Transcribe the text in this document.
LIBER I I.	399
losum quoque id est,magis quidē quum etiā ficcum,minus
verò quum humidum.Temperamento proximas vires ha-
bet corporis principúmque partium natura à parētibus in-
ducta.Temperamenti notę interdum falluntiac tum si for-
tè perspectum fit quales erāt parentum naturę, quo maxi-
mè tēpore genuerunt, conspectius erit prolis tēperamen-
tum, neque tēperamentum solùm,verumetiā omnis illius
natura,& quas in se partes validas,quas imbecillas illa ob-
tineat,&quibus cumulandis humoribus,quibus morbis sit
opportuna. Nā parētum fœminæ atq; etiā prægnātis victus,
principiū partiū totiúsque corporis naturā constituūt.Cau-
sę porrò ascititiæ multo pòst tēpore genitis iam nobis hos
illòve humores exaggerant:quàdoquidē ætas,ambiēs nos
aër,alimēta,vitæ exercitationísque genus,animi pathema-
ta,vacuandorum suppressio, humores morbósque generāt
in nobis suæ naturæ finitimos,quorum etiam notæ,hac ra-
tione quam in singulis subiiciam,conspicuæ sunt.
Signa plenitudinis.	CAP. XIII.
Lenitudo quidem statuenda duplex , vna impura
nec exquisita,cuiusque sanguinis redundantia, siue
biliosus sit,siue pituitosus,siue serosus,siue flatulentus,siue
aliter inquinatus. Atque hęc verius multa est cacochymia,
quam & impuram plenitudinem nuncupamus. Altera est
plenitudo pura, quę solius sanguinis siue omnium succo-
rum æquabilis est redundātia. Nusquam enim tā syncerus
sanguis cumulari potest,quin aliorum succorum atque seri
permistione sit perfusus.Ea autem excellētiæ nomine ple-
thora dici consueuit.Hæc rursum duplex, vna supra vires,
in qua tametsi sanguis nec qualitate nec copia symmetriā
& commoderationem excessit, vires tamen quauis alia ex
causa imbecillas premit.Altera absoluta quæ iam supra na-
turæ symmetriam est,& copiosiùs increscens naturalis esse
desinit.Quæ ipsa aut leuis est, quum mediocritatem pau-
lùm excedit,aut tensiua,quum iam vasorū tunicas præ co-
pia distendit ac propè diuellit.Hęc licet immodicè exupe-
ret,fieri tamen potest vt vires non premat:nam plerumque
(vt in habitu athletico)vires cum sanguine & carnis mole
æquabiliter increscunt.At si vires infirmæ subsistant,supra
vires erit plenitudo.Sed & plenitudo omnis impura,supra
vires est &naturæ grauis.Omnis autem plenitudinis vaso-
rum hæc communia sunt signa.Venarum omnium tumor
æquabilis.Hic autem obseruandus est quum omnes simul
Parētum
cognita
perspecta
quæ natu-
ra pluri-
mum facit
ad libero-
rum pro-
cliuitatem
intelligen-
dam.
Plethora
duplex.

**Problem description**. Copy the entire listing, keeping each line exactly as it is.

**Solved problem**.
Transcribe the text in this document.
LIBER I I.	399
losum quoque id est,magis quidē quum etiā ficcum,minus
verò quum humidum.Temperamento proximas vires ha-
bet corporis principúmque partium natura à parētibus in-
ducta.Temperamenti notę interdum falluntiac tum si for-
tè perspectum fit quales erāt parentum naturę, quo maxi-
mè tēpore genuerunt, conspectius erit prolis tēperamen-
tum, neque tēperamentum solùm,verumetiā omnis illius
natura,& quas in se partes validas,quas imbecillas illa ob-
tineat,&quibus cumulandis humoribus,quibus morbis sit
opportuna. Nā parētum fœminæ atq; etiā prægnātis victus,
principiū partiū totiúsque corporis naturā constituūt.Cau-
sę porrò ascititiæ multo pòst tēpore genitis iam nobis hos
illòve humores exaggerant:quàdoquidē ætas,ambiēs nos
aër,alimēta,vitæ exercitationísque genus,animi pathema-
ta,vacuandorum suppressio, humores morbósque generāt
in nobis suæ naturæ finitimos,quorum etiam notæ,hac ra-
tione quam in singulis subiiciam,conspicuæ sunt.
Signa plenitudinis.	CAP. XIII.
Lenitudo quidem statuenda duplex , vna impura
nec exquisita,cuiusque sanguinis redundantia, siue
biliosus sit,siue pituitosus,siue serosus,siue flatulentus,siue
aliter inquinatus. Atque hęc verius multa est cacochymia,
quam & impuram plenitudinem nuncupamus. Altera est
plenitudo pura, quę solius sanguinis siue omnium succo-
rum æquabilis est redundātia. Nusquam enim tā syncerus
sanguis cumulari potest,quin aliorum succorum atque seri
permistione sit perfusus.Ea autem excellētiæ nomine ple-
thora dici consueuit.Hæc rursum duplex, vna supra vires,
in qua tametsi sanguis nec qualitate nec copia symmetriā
& commoderationem excessit, vires tamen quauis alia ex
causa imbecillas premit.Altera absoluta quæ iam supra na-
turæ symmetriam est,& copiosiùs increscens naturalis esse
desinit.Quæ ipsa aut leuis est, quum mediocritatem pau-
lùm excedit,aut tensiua,quum iam vasorū tunicas præ co-
pia distendit ac propè diuellit.Hęc licet immodicè exupe-
ret,fieri tamen potest vt vires non premat:nam plerumque
(vt in habitu athletico)vires cum sanguine & carnis mole
æquabiliter increscunt.At si vires infirmæ subsistant,supra
vires erit plenitudo.Sed & plenitudo omnis impura,supra
vires est &naturæ grauis.Omnis autem plenitudinis vaso-
rum hæc communia sunt signa.Venarum omnium tumor
æquabilis.Hic autem obseruandus est quum omnes simul
Parētum
cognita
perspecta
quæ natu-
ra pluri-
mum facit
ad libero-
rum pro-
cliuitatem
intelligen-
dam.
Plethora
duplex.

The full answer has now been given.